◆ The exercise
Below is a block of data; give all of it again word for word.

Structured figure records:
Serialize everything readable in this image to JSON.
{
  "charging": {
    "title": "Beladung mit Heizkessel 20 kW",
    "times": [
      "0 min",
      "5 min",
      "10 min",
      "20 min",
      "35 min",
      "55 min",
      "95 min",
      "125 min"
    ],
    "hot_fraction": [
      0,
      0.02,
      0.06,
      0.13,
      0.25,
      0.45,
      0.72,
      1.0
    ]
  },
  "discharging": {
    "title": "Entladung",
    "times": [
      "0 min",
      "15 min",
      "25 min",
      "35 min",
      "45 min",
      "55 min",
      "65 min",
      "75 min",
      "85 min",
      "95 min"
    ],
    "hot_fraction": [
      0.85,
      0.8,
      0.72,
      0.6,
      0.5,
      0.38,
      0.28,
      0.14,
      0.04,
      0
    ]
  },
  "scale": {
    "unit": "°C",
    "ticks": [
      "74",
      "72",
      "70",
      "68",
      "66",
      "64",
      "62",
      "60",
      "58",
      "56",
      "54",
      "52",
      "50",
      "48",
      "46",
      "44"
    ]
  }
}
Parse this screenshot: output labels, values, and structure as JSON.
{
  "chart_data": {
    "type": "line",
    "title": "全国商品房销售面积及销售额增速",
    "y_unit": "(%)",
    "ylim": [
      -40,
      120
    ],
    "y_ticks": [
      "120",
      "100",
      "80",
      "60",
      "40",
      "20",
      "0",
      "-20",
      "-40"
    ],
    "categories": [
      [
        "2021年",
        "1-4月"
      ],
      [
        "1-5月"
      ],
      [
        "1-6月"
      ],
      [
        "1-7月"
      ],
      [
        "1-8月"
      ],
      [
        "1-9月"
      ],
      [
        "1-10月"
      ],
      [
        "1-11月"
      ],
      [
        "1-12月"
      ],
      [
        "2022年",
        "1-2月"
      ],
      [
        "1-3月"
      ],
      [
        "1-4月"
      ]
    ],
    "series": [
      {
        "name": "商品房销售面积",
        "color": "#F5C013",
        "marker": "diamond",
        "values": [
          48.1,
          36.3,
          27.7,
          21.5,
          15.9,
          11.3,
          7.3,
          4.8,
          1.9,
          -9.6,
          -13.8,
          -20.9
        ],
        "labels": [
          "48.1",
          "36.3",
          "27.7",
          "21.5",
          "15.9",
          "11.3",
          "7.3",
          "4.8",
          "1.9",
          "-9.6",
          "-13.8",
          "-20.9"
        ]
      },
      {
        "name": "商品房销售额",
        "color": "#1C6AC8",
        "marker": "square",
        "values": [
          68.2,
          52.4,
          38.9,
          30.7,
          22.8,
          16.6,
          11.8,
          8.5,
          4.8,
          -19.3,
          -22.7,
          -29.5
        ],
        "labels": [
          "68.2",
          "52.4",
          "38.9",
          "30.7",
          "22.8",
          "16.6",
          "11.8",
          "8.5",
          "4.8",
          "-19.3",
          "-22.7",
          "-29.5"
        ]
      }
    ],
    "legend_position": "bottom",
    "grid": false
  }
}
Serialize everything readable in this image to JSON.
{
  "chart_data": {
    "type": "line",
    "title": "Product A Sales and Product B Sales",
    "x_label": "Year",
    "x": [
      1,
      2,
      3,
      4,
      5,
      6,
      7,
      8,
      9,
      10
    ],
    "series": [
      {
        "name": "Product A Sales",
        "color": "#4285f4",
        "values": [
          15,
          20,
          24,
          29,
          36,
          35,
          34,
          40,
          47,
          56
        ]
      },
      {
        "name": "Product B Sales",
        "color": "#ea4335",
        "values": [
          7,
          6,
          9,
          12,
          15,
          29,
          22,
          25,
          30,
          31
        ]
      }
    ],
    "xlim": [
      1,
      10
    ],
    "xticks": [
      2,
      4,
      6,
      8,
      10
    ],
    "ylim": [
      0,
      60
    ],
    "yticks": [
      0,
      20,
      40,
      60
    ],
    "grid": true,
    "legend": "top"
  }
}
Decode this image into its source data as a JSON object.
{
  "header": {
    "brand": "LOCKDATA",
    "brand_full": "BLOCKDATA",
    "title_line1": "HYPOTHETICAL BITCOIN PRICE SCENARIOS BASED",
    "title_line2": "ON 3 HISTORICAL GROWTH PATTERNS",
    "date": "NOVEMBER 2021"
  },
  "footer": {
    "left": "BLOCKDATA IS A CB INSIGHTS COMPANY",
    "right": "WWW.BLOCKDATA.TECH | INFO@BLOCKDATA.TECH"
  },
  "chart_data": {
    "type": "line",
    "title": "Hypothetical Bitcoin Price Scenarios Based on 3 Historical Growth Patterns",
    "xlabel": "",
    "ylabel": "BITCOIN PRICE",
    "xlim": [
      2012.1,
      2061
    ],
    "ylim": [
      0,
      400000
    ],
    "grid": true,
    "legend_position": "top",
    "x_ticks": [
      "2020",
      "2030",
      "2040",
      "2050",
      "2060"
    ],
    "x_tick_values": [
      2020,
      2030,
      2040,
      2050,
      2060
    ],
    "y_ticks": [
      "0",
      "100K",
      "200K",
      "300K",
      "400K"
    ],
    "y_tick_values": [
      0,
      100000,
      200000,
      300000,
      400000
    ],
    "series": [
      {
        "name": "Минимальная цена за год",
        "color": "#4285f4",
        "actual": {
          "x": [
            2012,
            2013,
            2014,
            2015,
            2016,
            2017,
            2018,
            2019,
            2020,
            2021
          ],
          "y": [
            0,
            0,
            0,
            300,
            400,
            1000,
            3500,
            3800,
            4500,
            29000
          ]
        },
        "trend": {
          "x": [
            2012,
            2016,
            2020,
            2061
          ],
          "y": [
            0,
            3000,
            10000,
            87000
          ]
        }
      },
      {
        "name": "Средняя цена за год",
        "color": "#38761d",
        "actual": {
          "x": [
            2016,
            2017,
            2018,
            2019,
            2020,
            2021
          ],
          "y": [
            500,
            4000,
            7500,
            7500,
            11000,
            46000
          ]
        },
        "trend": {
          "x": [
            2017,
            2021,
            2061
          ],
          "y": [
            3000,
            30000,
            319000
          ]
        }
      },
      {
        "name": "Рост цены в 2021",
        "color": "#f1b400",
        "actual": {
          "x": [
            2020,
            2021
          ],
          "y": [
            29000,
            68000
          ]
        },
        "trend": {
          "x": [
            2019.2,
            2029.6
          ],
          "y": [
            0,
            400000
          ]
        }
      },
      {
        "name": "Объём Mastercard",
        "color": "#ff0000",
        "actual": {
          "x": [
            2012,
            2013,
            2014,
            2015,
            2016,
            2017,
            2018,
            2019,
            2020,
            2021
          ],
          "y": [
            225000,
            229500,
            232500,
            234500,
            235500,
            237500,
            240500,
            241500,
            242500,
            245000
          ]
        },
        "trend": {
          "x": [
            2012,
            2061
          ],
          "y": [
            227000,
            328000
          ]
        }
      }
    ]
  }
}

◆ Full answer
Serialize everything readable in this image to JSON.
{
  "charging": {
    "title": "Beladung mit Heizkessel 20 kW",
    "times": [
      "0 min",
      "5 min",
      "10 min",
      "20 min",
      "35 min",
      "55 min",
      "95 min",
      "125 min"
    ],
    "hot_fraction": [
      0,
      0.02,
      0.06,
      0.13,
      0.25,
      0.45,
      0.72,
      1.0
    ]
  },
  "discharging": {
    "title": "Entladung",
    "times": [
      "0 min",
      "15 min",
      "25 min",
      "35 min",
      "45 min",
      "55 min",
      "65 min",
      "75 min",
      "85 min",
      "95 min"
    ],
    "hot_fraction": [
      0.85,
      0.8,
      0.72,
      0.6,
      0.5,
      0.38,
      0.28,
      0.14,
      0.04,
      0
    ]
  },
  "scale": {
    "unit": "°C",
    "ticks": [
      "74",
      "72",
      "70",
      "68",
      "66",
      "64",
      "62",
      "60",
      "58",
      "56",
      "54",
      "52",
      "50",
      "48",
      "46",
      "44"
    ]
  }
}
Parse this screenshot: output labels, values, and structure as JSON.
{
  "chart_data": {
    "type": "line",
    "title": "全国商品房销售面积及销售额增速",
    "y_unit": "(%)",
    "ylim": [
      -40,
      120
    ],
    "y_ticks": [
      "120",
      "100",
      "80",
      "60",
      "40",
      "20",
      "0",
      "-20",
      "-40"
    ],
    "categories": [
      [
        "2021年",
        "1-4月"
      ],
      [
        "1-5月"
      ],
      [
        "1-6月"
      ],
      [
        "1-7月"
      ],
      [
        "1-8月"
      ],
      [
        "1-9月"
      ],
      [
        "1-10月"
      ],
      [
        "1-11月"
      ],
      [
        "1-12月"
      ],
      [
        "2022年",
        "1-2月"
      ],
      [
        "1-3月"
      ],
      [
        "1-4月"
      ]
    ],
    "series": [
      {
        "name": "商品房销售面积",
        "color": "#F5C013",
        "marker": "diamond",
        "values": [
          48.1,
          36.3,
          27.7,
          21.5,
          15.9,
          11.3,
          7.3,
          4.8,
          1.9,
          -9.6,
          -13.8,
          -20.9
        ],
        "labels": [
          "48.1",
          "36.3",
          "27.7",
          "21.5",
          "15.9",
          "11.3",
          "7.3",
          "4.8",
          "1.9",
          "-9.6",
          "-13.8",
          "-20.9"
        ]
      },
      {
        "name": "商品房销售额",
        "color": "#1C6AC8",
        "marker": "square",
        "values": [
          68.2,
          52.4,
          38.9,
          30.7,
          22.8,
          16.6,
          11.8,
          8.5,
          4.8,
          -19.3,
          -22.7,
          -29.5
        ],
        "labels": [
          "68.2",
          "52.4",
          "38.9",
          "30.7",
          "22.8",
          "16.6",
          "11.8",
          "8.5",
          "4.8",
          "-19.3",
          "-22.7",
          "-29.5"
        ]
      }
    ],
    "legend_position": "bottom",
    "grid": false
  }
}
Serialize everything readable in this image to JSON.
{
  "chart_data": {
    "type": "line",
    "title": "Product A Sales and Product B Sales",
    "x_label": "Year",
    "x": [
      1,
      2,
      3,
      4,
      5,
      6,
      7,
      8,
      9,
      10
    ],
    "series": [
      {
        "name": "Product A Sales",
        "color": "#4285f4",
        "values": [
          15,
          20,
          24,
          29,
          36,
          35,
          34,
          40,
          47,
          56
        ]
      },
      {
        "name": "Product B Sales",
        "color": "#ea4335",
        "values": [
          7,
          6,
          9,
          12,
          15,
          29,
          22,
          25,
          30,
          31
        ]
      }
    ],
    "xlim": [
      1,
      10
    ],
    "xticks": [
      2,
      4,
      6,
      8,
      10
    ],
    "ylim": [
      0,
      60
    ],
    "yticks": [
      0,
      20,
      40,
      60
    ],
    "grid": true,
    "legend": "top"
  }
}
Decode this image into its source data as a JSON object.
{
  "header": {
    "brand": "LOCKDATA",
    "brand_full": "BLOCKDATA",
    "title_line1": "HYPOTHETICAL BITCOIN PRICE SCENARIOS BASED",
    "title_line2": "ON 3 HISTORICAL GROWTH PATTERNS",
    "date": "NOVEMBER 2021"
  },
  "footer": {
    "left": "BLOCKDATA IS A CB INSIGHTS COMPANY",
    "right": "WWW.BLOCKDATA.TECH | INFO@BLOCKDATA.TECH"
  },
  "chart_data": {
    "type": "line",
    "title": "Hypothetical Bitcoin Price Scenarios Based on 3 Historical Growth Patterns",
    "xlabel": "",
    "ylabel": "BITCOIN PRICE",
    "xlim": [
      2012.1,
      2061
    ],
    "ylim": [
      0,
      400000
    ],
    "grid": true,
    "legend_position": "top",
    "x_ticks": [
      "2020",
      "2030",
      "2040",
      "2050",
      "2060"
    ],
    "x_tick_values": [
      2020,
      2030,
      2040,
      2050,
      2060
    ],
    "y_ticks": [
      "0",
      "100K",
      "200K",
      "300K",
      "400K"
    ],
    "y_tick_values": [
      0,
      100000,
      200000,
      300000,
      400000
    ],
    "series": [
      {
        "name": "Минимальная цена за год",
        "color": "#4285f4",
        "actual": {
          "x": [
            2012,
            2013,
            2014,
            2015,
            2016,
            2017,
            2018,
            2019,
            2020,
            2021
          ],
          "y": [
            0,
            0,
            0,
            300,
            400,
            1000,
            3500,
            3800,
            4500,
            29000
          ]
        },
        "trend": {
          "x": [
            2012,
            2016,
            2020,
            2061
          ],
          "y": [
            0,
            3000,
            10000,
            87000
          ]
        }
      },
      {
        "name": "Средняя цена за год",
        "color": "#38761d",
        "actual": {
          "x": [
            2016,
            2017,
            2018,
            2019,
            2020,
            2021
          ],
          "y": [
            500,
            4000,
            7500,
            7500,
            11000,
            46000
          ]
        },
        "trend": {
          "x": [
            2017,
            2021,
            2061
          ],
          "y": [
            3000,
            30000,
            319000
          ]
        }
      },
      {
        "name": "Рост цены в 2021",
        "color": "#f1b400",
        "actual": {
          "x": [
            2020,
            2021
          ],
          "y": [
            29000,
            68000
          ]
        },
        "trend": {
          "x": [
            2019.2,
            2029.6
          ],
          "y": [
            0,
            400000
          ]
        }
      },
      {
        "name": "Объём Mastercard",
        "color": "#ff0000",
        "actual": {
          "x": [
            2012,
            2013,
            2014,
            2015,
            2016,
            2017,
            2018,
            2019,
            2020,
            2021
          ],
          "y": [
            225000,
            229500,
            232500,
            234500,
            235500,
            237500,
            240500,
            241500,
            242500,
            245000
          ]
        },
        "trend": {
          "x": [
            2012,
            2061
          ],
          "y": [
            227000,
            328000
          ]
        }
      }
    ]
  }
}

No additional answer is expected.